** WHAT YOU ARE ASKED TO DO **
Each record that follows should be repeated exactly, minus any images.

----

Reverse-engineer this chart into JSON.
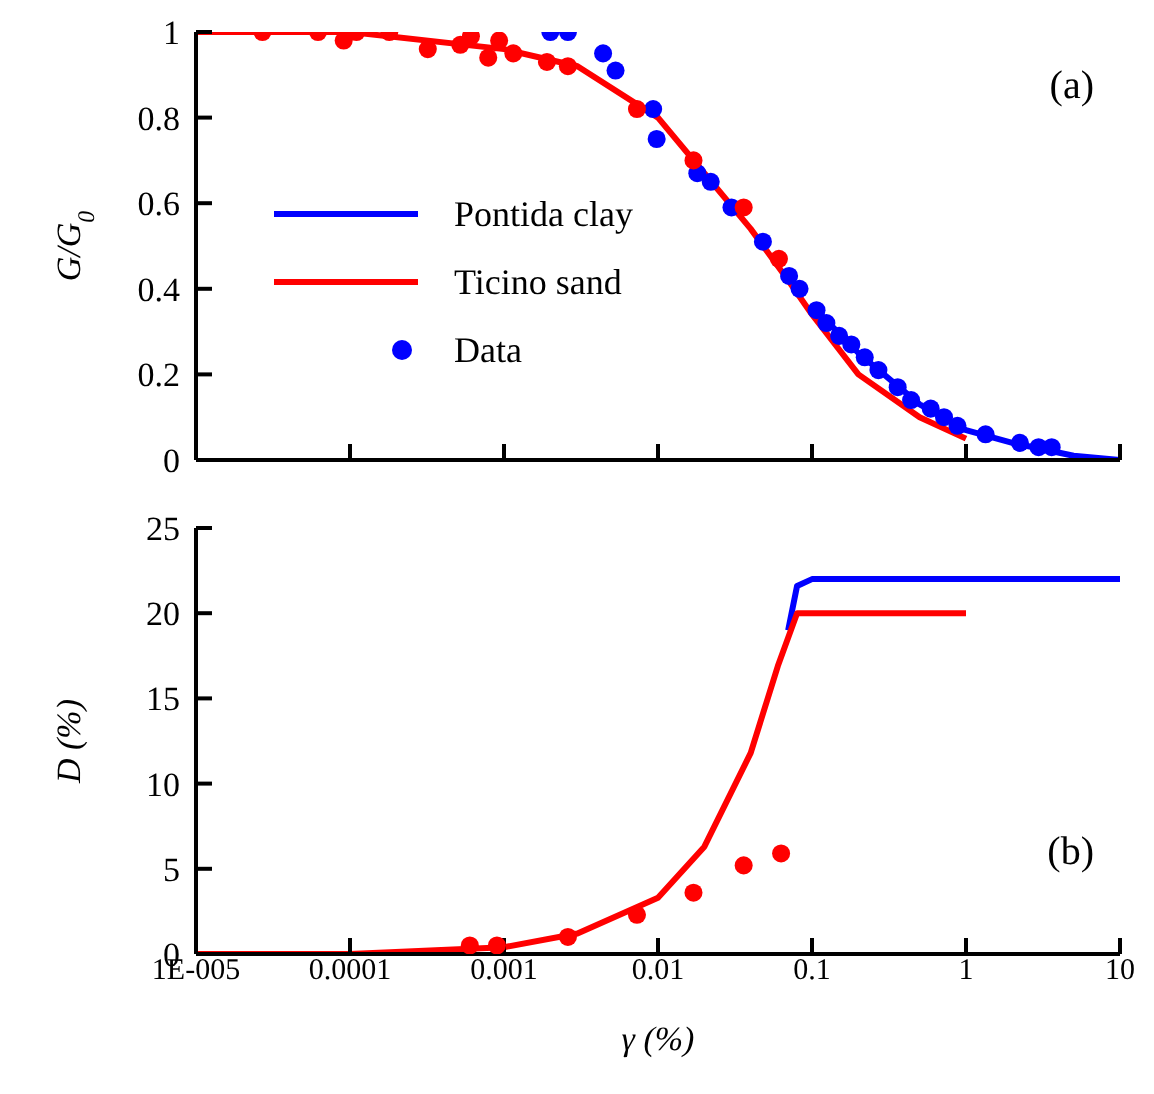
{
  "chart_data": [
    {
      "type": "line",
      "ylabel": "G/G$_{0}$",
      "log": "x",
      "legend": "left",
      "tick_labels": "y",
      "marker": "none",
      "annotations": [
        "(a)"
      ],
      "xlim": [
        1e-05,
        10
      ],
      "xticks": [
        1e-05,
        0.0001,
        0.001,
        0.01,
        0.1,
        1,
        10
      ],
      "ylim": [
        0,
        1
      ],
      "yticks": [
        0,
        0.2,
        0.4,
        0.6,
        0.8,
        1
      ],
      "series": [
        {
          "name": "Pontida clay",
          "color": "#0000ff",
          "x": [
            0.1,
            0.2,
            0.5,
            1,
            2,
            5,
            10
          ],
          "values": [
            0.36,
            0.25,
            0.13,
            0.07,
            0.04,
            0.01,
            0
          ]
        },
        {
          "name": "Ticino sand",
          "color": "#ff0000",
          "x": [
            1e-05,
            0.0001,
            0.001,
            0.003,
            0.01,
            0.02,
            0.04,
            0.07,
            0.1,
            0.2,
            0.5,
            1
          ],
          "values": [
            1,
            1,
            0.96,
            0.92,
            0.8,
            0.67,
            0.54,
            0.42,
            0.34,
            0.2,
            0.1,
            0.05
          ]
        },
        {
          "name": "Data",
          "type": "scatter",
          "marker": "circle",
          "color": "#0000ff",
          "x": [
            0.002,
            0.0026,
            0.0044,
            0.0053,
            0.0093,
            0.0098,
            0.018,
            0.022,
            0.03,
            0.048,
            0.071,
            0.083,
            0.107,
            0.124,
            0.15,
            0.18,
            0.22,
            0.27,
            0.36,
            0.44,
            0.59,
            0.72,
            0.88,
            1.34,
            2.24,
            2.96,
            3.6
          ],
          "values": [
            1,
            1,
            0.95,
            0.91,
            0.82,
            0.75,
            0.67,
            0.65,
            0.59,
            0.51,
            0.43,
            0.4,
            0.35,
            0.32,
            0.29,
            0.27,
            0.24,
            0.21,
            0.17,
            0.14,
            0.12,
            0.1,
            0.08,
            0.06,
            0.04,
            0.03,
            0.03
          ]
        },
        {
          "type": "scatter",
          "marker": "circle",
          "color": "#ff0000",
          "x": [
            2.7e-05,
            6.2e-05,
            9.1e-05,
            0.00011,
            0.00018,
            0.00032,
            0.00052,
            0.00061,
            0.00079,
            0.00093,
            0.00115,
            0.0019,
            0.0026,
            0.0073,
            0.017,
            0.036,
            0.061
          ],
          "values": [
            1,
            1,
            0.98,
            1,
            1,
            0.96,
            0.97,
            0.99,
            0.94,
            0.98,
            0.95,
            0.93,
            0.92,
            0.82,
            0.7,
            0.59,
            0.47
          ]
        }
      ]
    },
    {
      "type": "line",
      "ylabel": "D (%)",
      "xlabel": "γ (%)",
      "log": "x",
      "marker": "none",
      "annotations": [
        "(b)"
      ],
      "xlim": [
        1e-05,
        10
      ],
      "xticks": [
        {
          "value": 1e-05,
          "label": "1E-005"
        },
        0.0001,
        0.001,
        0.01,
        0.1,
        1,
        10
      ],
      "ylim": [
        0,
        25
      ],
      "yticks": [
        0,
        5,
        10,
        15,
        20,
        25
      ],
      "series": [
        {
          "color": "#0000ff",
          "x": [
            0.07,
            0.08,
            0.1,
            10
          ],
          "values": [
            19,
            21.6,
            22,
            22
          ]
        },
        {
          "color": "#ff0000",
          "x": [
            1e-05,
            0.0001,
            0.001,
            0.003,
            0.01,
            0.02,
            0.04,
            0.06,
            0.08,
            1
          ],
          "values": [
            0,
            0,
            0.4,
            1.2,
            3.3,
            6.3,
            11.8,
            16.9,
            20,
            20
          ]
        },
        {
          "type": "scatter",
          "marker": "circle",
          "color": "#ff0000",
          "x": [
            0.0006,
            0.0009,
            0.0026,
            0.0073,
            0.017,
            0.036,
            0.063
          ],
          "values": [
            0.5,
            0.5,
            1,
            2.3,
            3.6,
            5.2,
            5.9
          ]
        }
      ]
    }
  ]
}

----

** SOLUTION TO THIS PROBLEM **
Reverse-engineer this chart into JSON.
{
  "chart_data": [
    {
      "type": "line",
      "ylabel": "G/G$_{0}$",
      "log": "x",
      "legend": "left",
      "tick_labels": "y",
      "marker": "none",
      "annotations": [
        "(a)"
      ],
      "xlim": [
        1e-05,
        10
      ],
      "xticks": [
        1e-05,
        0.0001,
        0.001,
        0.01,
        0.1,
        1,
        10
      ],
      "ylim": [
        0,
        1
      ],
      "yticks": [
        0,
        0.2,
        0.4,
        0.6,
        0.8,
        1
      ],
      "series": [
        {
          "name": "Pontida clay",
          "color": "#0000ff",
          "x": [
            0.1,
            0.2,
            0.5,
            1,
            2,
            5,
            10
          ],
          "values": [
            0.36,
            0.25,
            0.13,
            0.07,
            0.04,
            0.01,
            0
          ]
        },
        {
          "name": "Ticino sand",
          "color": "#ff0000",
          "x": [
            1e-05,
            0.0001,
            0.001,
            0.003,
            0.01,
            0.02,
            0.04,
            0.07,
            0.1,
            0.2,
            0.5,
            1
          ],
          "values": [
            1,
            1,
            0.96,
            0.92,
            0.8,
            0.67,
            0.54,
            0.42,
            0.34,
            0.2,
            0.1,
            0.05
          ]
        },
        {
          "name": "Data",
          "type": "scatter",
          "marker": "circle",
          "color": "#0000ff",
          "x": [
            0.002,
            0.0026,
            0.0044,
            0.0053,
            0.0093,
            0.0098,
            0.018,
            0.022,
            0.03,
            0.048,
            0.071,
            0.083,
            0.107,
            0.124,
            0.15,
            0.18,
            0.22,
            0.27,
            0.36,
            0.44,
            0.59,
            0.72,
            0.88,
            1.34,
            2.24,
            2.96,
            3.6
          ],
          "values": [
            1,
            1,
            0.95,
            0.91,
            0.82,
            0.75,
            0.67,
            0.65,
            0.59,
            0.51,
            0.43,
            0.4,
            0.35,
            0.32,
            0.29,
            0.27,
            0.24,
            0.21,
            0.17,
            0.14,
            0.12,
            0.1,
            0.08,
            0.06,
            0.04,
            0.03,
            0.03
          ]
        },
        {
          "type": "scatter",
          "marker": "circle",
          "color": "#ff0000",
          "x": [
            2.7e-05,
            6.2e-05,
            9.1e-05,
            0.00011,
            0.00018,
            0.00032,
            0.00052,
            0.00061,
            0.00079,
            0.00093,
            0.00115,
            0.0019,
            0.0026,
            0.0073,
            0.017,
            0.036,
            0.061
          ],
          "values": [
            1,
            1,
            0.98,
            1,
            1,
            0.96,
            0.97,
            0.99,
            0.94,
            0.98,
            0.95,
            0.93,
            0.92,
            0.82,
            0.7,
            0.59,
            0.47
          ]
        }
      ]
    },
    {
      "type": "line",
      "ylabel": "D (%)",
      "xlabel": "γ (%)",
      "log": "x",
      "marker": "none",
      "annotations": [
        "(b)"
      ],
      "xlim": [
        1e-05,
        10
      ],
      "xticks": [
        {
          "value": 1e-05,
          "label": "1E-005"
        },
        0.0001,
        0.001,
        0.01,
        0.1,
        1,
        10
      ],
      "ylim": [
        0,
        25
      ],
      "yticks": [
        0,
        5,
        10,
        15,
        20,
        25
      ],
      "series": [
        {
          "color": "#0000ff",
          "x": [
            0.07,
            0.08,
            0.1,
            10
          ],
          "values": [
            19,
            21.6,
            22,
            22
          ]
        },
        {
          "color": "#ff0000",
          "x": [
            1e-05,
            0.0001,
            0.001,
            0.003,
            0.01,
            0.02,
            0.04,
            0.06,
            0.08,
            1
          ],
          "values": [
            0,
            0,
            0.4,
            1.2,
            3.3,
            6.3,
            11.8,
            16.9,
            20,
            20
          ]
        },
        {
          "type": "scatter",
          "marker": "circle",
          "color": "#ff0000",
          "x": [
            0.0006,
            0.0009,
            0.0026,
            0.0073,
            0.017,
            0.036,
            0.063
          ],
          "values": [
            0.5,
            0.5,
            1,
            2.3,
            3.6,
            5.2,
            5.9
          ]
        }
      ]
    }
  ]
}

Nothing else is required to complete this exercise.